>> begin Records provided
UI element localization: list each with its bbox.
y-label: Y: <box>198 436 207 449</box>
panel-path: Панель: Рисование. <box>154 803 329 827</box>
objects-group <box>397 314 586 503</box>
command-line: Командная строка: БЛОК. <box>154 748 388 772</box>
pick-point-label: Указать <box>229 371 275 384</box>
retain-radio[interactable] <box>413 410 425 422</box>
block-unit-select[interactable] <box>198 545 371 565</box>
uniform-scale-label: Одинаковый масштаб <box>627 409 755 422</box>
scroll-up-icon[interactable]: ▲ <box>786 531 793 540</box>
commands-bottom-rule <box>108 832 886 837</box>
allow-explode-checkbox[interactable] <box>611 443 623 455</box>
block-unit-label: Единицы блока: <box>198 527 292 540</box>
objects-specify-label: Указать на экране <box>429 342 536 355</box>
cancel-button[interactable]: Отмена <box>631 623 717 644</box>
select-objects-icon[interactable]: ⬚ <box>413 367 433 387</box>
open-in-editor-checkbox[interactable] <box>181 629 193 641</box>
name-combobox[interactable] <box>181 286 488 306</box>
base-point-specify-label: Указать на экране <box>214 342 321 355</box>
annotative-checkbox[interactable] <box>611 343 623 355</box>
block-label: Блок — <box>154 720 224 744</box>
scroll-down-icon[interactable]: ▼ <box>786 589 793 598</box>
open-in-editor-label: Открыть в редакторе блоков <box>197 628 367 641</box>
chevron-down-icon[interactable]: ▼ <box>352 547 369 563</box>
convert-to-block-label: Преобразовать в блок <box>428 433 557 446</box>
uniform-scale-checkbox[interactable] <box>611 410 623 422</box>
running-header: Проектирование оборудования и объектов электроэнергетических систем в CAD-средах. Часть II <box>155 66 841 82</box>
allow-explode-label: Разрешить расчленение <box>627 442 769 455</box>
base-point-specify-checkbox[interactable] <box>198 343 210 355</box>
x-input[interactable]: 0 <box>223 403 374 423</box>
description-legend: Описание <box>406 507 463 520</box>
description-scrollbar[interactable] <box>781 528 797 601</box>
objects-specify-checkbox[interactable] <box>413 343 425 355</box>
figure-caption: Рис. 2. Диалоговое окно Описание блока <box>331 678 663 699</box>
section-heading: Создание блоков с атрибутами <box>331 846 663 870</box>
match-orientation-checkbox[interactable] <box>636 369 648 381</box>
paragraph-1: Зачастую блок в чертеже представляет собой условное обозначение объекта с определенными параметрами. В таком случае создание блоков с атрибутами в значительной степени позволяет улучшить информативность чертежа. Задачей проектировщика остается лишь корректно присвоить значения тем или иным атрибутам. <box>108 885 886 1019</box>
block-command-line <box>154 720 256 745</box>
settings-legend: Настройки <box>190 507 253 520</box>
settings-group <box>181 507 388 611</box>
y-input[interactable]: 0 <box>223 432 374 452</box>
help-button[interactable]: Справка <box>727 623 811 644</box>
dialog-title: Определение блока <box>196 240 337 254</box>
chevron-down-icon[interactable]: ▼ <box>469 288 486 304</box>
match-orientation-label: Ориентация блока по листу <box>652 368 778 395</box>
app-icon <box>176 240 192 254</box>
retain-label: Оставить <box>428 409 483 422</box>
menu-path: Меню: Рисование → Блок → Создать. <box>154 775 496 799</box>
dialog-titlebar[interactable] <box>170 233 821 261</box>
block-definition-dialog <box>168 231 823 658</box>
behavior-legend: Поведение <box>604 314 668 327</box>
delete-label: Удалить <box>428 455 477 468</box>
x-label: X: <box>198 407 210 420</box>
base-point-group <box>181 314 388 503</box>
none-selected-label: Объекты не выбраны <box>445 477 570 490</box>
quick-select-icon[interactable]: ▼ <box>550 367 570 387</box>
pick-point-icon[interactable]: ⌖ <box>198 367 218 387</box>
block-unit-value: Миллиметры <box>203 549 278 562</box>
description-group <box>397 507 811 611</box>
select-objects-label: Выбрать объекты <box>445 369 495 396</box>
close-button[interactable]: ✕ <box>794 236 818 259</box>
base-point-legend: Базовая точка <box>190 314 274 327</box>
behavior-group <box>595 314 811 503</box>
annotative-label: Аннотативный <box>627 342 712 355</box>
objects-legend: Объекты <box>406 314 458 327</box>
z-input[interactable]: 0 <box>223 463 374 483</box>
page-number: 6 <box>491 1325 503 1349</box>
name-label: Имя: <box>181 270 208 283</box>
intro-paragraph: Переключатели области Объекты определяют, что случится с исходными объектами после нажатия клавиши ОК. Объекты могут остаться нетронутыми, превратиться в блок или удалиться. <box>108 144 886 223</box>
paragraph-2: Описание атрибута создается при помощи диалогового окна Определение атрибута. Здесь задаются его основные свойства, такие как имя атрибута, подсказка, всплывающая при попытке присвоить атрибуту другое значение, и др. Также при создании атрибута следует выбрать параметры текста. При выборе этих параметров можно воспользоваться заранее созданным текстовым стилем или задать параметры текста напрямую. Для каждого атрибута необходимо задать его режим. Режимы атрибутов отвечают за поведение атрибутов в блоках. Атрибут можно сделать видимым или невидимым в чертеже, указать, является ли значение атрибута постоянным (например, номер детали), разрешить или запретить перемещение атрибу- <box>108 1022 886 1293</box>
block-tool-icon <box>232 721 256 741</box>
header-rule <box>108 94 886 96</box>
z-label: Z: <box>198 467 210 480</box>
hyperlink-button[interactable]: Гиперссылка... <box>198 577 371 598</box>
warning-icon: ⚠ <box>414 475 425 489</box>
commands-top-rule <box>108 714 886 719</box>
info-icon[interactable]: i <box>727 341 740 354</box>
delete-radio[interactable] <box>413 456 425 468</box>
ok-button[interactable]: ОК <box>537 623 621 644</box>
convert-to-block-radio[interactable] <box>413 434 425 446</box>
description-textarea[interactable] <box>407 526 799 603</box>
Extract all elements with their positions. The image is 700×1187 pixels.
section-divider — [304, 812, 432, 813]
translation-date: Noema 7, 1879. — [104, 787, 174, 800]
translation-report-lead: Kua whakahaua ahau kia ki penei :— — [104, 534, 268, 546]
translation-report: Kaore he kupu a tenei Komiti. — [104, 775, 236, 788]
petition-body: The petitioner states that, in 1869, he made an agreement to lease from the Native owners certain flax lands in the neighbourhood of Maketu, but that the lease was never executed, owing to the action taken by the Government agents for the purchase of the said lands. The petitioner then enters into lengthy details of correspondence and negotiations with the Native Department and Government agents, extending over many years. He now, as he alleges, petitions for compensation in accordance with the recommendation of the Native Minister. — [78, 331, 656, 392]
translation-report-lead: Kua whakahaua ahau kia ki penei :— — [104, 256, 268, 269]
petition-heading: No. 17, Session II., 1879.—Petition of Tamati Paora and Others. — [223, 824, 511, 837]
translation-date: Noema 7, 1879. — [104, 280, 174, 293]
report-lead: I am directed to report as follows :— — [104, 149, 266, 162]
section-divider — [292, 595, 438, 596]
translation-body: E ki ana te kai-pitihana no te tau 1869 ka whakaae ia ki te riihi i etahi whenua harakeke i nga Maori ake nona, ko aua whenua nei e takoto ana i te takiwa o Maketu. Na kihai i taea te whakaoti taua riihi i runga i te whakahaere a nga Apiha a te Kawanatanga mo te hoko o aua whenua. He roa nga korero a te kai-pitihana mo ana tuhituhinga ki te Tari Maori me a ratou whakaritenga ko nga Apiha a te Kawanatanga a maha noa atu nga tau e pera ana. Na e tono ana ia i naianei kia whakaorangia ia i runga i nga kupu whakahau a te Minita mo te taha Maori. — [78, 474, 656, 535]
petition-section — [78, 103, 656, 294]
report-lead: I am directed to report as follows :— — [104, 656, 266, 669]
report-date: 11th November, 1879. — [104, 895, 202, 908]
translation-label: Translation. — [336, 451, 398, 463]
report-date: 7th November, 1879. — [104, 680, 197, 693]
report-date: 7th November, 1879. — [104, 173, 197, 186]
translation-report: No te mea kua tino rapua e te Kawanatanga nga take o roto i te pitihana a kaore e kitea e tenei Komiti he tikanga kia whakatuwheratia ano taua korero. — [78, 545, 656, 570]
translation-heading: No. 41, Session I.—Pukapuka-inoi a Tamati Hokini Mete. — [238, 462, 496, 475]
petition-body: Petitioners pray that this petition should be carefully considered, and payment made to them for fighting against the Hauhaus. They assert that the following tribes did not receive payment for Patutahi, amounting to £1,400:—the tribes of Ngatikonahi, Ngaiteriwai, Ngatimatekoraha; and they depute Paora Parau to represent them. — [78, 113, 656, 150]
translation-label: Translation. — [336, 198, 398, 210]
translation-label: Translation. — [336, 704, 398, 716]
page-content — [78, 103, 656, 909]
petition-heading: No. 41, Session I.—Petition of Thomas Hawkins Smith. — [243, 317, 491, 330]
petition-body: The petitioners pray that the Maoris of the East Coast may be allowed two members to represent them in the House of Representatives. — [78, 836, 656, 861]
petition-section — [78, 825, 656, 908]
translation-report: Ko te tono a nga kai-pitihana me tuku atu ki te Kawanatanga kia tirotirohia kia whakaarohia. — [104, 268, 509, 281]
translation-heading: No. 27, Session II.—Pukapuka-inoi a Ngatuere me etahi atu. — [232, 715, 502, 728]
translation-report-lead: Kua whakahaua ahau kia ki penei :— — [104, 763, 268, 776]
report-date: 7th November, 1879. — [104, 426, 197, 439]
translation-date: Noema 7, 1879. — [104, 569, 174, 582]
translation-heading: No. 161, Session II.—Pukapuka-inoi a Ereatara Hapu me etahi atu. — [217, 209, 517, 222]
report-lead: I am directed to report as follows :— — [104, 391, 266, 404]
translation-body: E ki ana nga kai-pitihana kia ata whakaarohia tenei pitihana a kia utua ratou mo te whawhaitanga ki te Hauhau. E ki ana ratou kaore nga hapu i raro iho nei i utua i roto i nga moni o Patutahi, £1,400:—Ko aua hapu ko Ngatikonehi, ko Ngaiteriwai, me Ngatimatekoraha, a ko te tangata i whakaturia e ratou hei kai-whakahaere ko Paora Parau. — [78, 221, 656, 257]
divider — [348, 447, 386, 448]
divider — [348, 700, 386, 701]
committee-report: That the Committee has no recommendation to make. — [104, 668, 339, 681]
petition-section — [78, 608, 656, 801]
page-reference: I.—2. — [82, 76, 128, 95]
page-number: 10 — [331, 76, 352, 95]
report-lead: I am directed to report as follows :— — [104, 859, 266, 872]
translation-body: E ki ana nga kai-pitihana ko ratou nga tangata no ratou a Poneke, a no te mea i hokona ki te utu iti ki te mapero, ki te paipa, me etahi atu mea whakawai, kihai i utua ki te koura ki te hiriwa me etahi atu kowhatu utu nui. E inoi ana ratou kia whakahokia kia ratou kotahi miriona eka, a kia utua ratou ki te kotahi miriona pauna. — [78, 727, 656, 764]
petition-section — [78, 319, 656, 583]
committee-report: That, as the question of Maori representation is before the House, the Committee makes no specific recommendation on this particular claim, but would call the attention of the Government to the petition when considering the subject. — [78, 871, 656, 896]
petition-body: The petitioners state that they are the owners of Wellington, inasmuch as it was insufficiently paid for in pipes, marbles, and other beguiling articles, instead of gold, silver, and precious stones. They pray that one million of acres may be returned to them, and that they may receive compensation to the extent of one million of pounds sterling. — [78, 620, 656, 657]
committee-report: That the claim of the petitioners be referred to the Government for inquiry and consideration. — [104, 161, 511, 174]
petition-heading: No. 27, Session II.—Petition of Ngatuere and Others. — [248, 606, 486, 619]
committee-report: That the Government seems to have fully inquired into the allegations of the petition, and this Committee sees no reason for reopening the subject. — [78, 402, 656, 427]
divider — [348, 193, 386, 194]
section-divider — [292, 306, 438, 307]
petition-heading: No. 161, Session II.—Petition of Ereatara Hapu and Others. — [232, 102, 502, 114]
>> end Records provided
Work required: List every line above that contains the string "match". Case matters.

Result of the exercise:
match-orientation-checkbox[interactable] <box>636 369 648 381</box>
match-orientation-label: Ориентация блока по листу <box>652 368 778 395</box>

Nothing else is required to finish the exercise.